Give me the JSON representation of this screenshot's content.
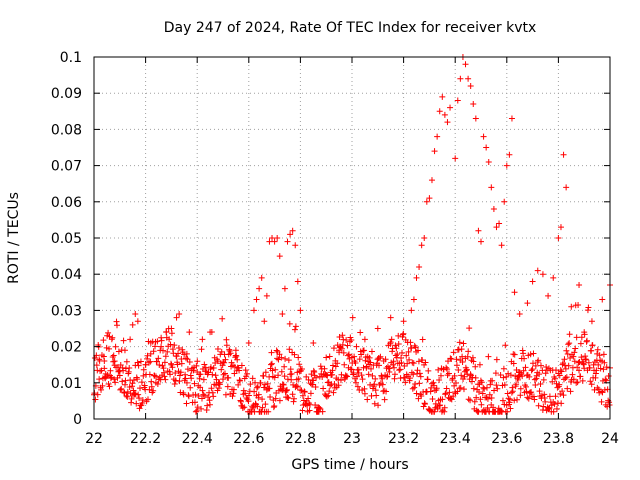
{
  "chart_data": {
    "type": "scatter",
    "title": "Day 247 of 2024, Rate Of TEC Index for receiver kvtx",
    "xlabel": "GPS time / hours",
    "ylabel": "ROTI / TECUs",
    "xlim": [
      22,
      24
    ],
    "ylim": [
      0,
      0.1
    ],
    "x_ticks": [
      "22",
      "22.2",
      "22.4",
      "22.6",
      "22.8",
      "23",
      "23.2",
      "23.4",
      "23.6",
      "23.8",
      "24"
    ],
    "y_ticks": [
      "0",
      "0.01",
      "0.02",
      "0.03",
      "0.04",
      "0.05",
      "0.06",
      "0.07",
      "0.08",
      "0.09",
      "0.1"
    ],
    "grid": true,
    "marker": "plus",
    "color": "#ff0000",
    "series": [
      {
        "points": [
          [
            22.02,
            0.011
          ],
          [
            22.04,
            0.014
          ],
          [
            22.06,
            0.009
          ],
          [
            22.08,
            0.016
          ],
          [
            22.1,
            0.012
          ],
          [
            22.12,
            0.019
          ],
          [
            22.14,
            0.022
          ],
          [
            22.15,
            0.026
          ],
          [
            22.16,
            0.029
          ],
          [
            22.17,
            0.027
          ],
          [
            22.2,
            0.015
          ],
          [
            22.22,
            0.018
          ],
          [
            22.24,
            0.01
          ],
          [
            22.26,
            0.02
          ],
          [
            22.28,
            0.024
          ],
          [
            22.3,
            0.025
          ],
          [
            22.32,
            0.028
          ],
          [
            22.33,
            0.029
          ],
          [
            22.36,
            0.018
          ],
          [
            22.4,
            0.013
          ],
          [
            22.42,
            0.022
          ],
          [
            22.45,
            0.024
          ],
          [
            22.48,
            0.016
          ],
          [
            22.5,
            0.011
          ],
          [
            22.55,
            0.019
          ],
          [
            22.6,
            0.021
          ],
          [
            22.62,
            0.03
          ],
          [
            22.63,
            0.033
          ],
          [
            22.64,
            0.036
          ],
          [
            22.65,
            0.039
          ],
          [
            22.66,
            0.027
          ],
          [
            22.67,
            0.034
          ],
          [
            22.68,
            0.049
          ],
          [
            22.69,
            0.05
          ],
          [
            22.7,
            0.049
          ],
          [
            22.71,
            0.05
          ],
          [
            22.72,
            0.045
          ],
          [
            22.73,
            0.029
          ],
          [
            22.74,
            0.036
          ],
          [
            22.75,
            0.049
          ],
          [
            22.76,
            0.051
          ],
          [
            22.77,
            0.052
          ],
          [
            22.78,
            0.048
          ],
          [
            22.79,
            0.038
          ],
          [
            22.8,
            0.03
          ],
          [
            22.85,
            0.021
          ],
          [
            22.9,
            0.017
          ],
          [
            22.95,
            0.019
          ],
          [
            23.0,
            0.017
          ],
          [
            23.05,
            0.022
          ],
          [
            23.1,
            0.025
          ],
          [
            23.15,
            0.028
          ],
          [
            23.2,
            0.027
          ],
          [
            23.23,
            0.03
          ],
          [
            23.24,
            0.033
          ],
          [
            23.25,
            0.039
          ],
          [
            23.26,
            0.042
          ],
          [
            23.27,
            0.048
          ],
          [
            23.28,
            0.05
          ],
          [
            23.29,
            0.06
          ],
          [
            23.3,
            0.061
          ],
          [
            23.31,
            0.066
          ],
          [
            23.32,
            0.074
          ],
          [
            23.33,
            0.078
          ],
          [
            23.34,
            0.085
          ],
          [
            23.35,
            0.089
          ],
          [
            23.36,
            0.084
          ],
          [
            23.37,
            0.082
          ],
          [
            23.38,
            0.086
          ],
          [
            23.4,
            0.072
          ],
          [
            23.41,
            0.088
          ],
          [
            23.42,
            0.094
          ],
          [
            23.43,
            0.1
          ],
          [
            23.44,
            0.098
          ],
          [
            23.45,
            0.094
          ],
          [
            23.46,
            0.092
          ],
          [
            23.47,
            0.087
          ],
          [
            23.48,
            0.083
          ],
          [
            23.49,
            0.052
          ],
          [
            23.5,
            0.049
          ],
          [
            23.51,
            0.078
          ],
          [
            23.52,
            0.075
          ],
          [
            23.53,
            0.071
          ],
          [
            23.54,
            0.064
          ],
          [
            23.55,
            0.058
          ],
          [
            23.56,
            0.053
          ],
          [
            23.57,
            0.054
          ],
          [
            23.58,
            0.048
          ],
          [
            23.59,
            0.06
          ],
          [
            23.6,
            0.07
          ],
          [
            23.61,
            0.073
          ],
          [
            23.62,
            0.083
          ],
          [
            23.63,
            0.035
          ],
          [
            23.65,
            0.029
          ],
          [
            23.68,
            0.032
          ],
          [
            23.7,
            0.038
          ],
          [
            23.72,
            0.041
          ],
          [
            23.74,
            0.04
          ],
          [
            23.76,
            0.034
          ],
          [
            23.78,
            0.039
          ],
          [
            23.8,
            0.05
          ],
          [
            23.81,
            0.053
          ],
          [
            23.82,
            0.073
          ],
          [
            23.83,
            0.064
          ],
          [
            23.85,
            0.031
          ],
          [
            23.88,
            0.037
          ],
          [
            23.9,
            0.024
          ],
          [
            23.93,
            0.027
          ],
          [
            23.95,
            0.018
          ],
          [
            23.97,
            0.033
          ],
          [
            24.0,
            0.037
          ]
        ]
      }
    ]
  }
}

▶ [Directions]: Output the full set of records above without changing a word, and drop the images.

▶ [The result]:
Give me the JSON representation of this screenshot's content.
{
  "chart_data": {
    "type": "scatter",
    "title": "Day 247 of 2024, Rate Of TEC Index for receiver kvtx",
    "xlabel": "GPS time / hours",
    "ylabel": "ROTI / TECUs",
    "xlim": [
      22,
      24
    ],
    "ylim": [
      0,
      0.1
    ],
    "x_ticks": [
      "22",
      "22.2",
      "22.4",
      "22.6",
      "22.8",
      "23",
      "23.2",
      "23.4",
      "23.6",
      "23.8",
      "24"
    ],
    "y_ticks": [
      "0",
      "0.01",
      "0.02",
      "0.03",
      "0.04",
      "0.05",
      "0.06",
      "0.07",
      "0.08",
      "0.09",
      "0.1"
    ],
    "grid": true,
    "marker": "plus",
    "color": "#ff0000",
    "series": [
      {
        "points": [
          [
            22.02,
            0.011
          ],
          [
            22.04,
            0.014
          ],
          [
            22.06,
            0.009
          ],
          [
            22.08,
            0.016
          ],
          [
            22.1,
            0.012
          ],
          [
            22.12,
            0.019
          ],
          [
            22.14,
            0.022
          ],
          [
            22.15,
            0.026
          ],
          [
            22.16,
            0.029
          ],
          [
            22.17,
            0.027
          ],
          [
            22.2,
            0.015
          ],
          [
            22.22,
            0.018
          ],
          [
            22.24,
            0.01
          ],
          [
            22.26,
            0.02
          ],
          [
            22.28,
            0.024
          ],
          [
            22.3,
            0.025
          ],
          [
            22.32,
            0.028
          ],
          [
            22.33,
            0.029
          ],
          [
            22.36,
            0.018
          ],
          [
            22.4,
            0.013
          ],
          [
            22.42,
            0.022
          ],
          [
            22.45,
            0.024
          ],
          [
            22.48,
            0.016
          ],
          [
            22.5,
            0.011
          ],
          [
            22.55,
            0.019
          ],
          [
            22.6,
            0.021
          ],
          [
            22.62,
            0.03
          ],
          [
            22.63,
            0.033
          ],
          [
            22.64,
            0.036
          ],
          [
            22.65,
            0.039
          ],
          [
            22.66,
            0.027
          ],
          [
            22.67,
            0.034
          ],
          [
            22.68,
            0.049
          ],
          [
            22.69,
            0.05
          ],
          [
            22.7,
            0.049
          ],
          [
            22.71,
            0.05
          ],
          [
            22.72,
            0.045
          ],
          [
            22.73,
            0.029
          ],
          [
            22.74,
            0.036
          ],
          [
            22.75,
            0.049
          ],
          [
            22.76,
            0.051
          ],
          [
            22.77,
            0.052
          ],
          [
            22.78,
            0.048
          ],
          [
            22.79,
            0.038
          ],
          [
            22.8,
            0.03
          ],
          [
            22.85,
            0.021
          ],
          [
            22.9,
            0.017
          ],
          [
            22.95,
            0.019
          ],
          [
            23.0,
            0.017
          ],
          [
            23.05,
            0.022
          ],
          [
            23.1,
            0.025
          ],
          [
            23.15,
            0.028
          ],
          [
            23.2,
            0.027
          ],
          [
            23.23,
            0.03
          ],
          [
            23.24,
            0.033
          ],
          [
            23.25,
            0.039
          ],
          [
            23.26,
            0.042
          ],
          [
            23.27,
            0.048
          ],
          [
            23.28,
            0.05
          ],
          [
            23.29,
            0.06
          ],
          [
            23.3,
            0.061
          ],
          [
            23.31,
            0.066
          ],
          [
            23.32,
            0.074
          ],
          [
            23.33,
            0.078
          ],
          [
            23.34,
            0.085
          ],
          [
            23.35,
            0.089
          ],
          [
            23.36,
            0.084
          ],
          [
            23.37,
            0.082
          ],
          [
            23.38,
            0.086
          ],
          [
            23.4,
            0.072
          ],
          [
            23.41,
            0.088
          ],
          [
            23.42,
            0.094
          ],
          [
            23.43,
            0.1
          ],
          [
            23.44,
            0.098
          ],
          [
            23.45,
            0.094
          ],
          [
            23.46,
            0.092
          ],
          [
            23.47,
            0.087
          ],
          [
            23.48,
            0.083
          ],
          [
            23.49,
            0.052
          ],
          [
            23.5,
            0.049
          ],
          [
            23.51,
            0.078
          ],
          [
            23.52,
            0.075
          ],
          [
            23.53,
            0.071
          ],
          [
            23.54,
            0.064
          ],
          [
            23.55,
            0.058
          ],
          [
            23.56,
            0.053
          ],
          [
            23.57,
            0.054
          ],
          [
            23.58,
            0.048
          ],
          [
            23.59,
            0.06
          ],
          [
            23.6,
            0.07
          ],
          [
            23.61,
            0.073
          ],
          [
            23.62,
            0.083
          ],
          [
            23.63,
            0.035
          ],
          [
            23.65,
            0.029
          ],
          [
            23.68,
            0.032
          ],
          [
            23.7,
            0.038
          ],
          [
            23.72,
            0.041
          ],
          [
            23.74,
            0.04
          ],
          [
            23.76,
            0.034
          ],
          [
            23.78,
            0.039
          ],
          [
            23.8,
            0.05
          ],
          [
            23.81,
            0.053
          ],
          [
            23.82,
            0.073
          ],
          [
            23.83,
            0.064
          ],
          [
            23.85,
            0.031
          ],
          [
            23.88,
            0.037
          ],
          [
            23.9,
            0.024
          ],
          [
            23.93,
            0.027
          ],
          [
            23.95,
            0.018
          ],
          [
            23.97,
            0.033
          ],
          [
            24.0,
            0.037
          ]
        ]
      }
    ]
  }
}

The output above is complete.